### What you need to do
Reproduce the following lines exactly as they appear.
** Begin Records provided **
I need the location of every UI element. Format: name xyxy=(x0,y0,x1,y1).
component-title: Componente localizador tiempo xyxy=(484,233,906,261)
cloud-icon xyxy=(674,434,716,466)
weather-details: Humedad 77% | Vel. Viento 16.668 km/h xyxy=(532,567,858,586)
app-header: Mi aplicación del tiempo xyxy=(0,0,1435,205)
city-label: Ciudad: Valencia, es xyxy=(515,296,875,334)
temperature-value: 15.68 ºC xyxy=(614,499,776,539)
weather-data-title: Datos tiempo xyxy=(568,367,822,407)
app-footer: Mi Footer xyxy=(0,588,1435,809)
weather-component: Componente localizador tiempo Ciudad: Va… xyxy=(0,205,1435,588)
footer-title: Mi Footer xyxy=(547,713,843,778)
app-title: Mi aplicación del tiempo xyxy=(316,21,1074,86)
** End Records provided **
### Solution below
I need the location of every UI element. Format: name xyxy=(x0,y0,x1,y1).
component-title: Componente localizador tiempo xyxy=(484,233,906,261)
cloud-icon xyxy=(674,434,716,466)
weather-details: Humedad 77% | Vel. Viento 16.668 km/h xyxy=(532,567,858,586)
app-header: Mi aplicación del tiempo xyxy=(0,0,1435,205)
city-label: Ciudad: Valencia, es xyxy=(515,296,875,334)
temperature-value: 15.68 ºC xyxy=(614,499,776,539)
weather-data-title: Datos tiempo xyxy=(568,367,822,407)
app-footer: Mi Footer xyxy=(0,588,1435,809)
weather-component: Componente localizador tiempo Ciudad: Va… xyxy=(0,205,1435,588)
footer-title: Mi Footer xyxy=(547,713,843,778)
app-title: Mi aplicación del tiempo xyxy=(316,21,1074,86)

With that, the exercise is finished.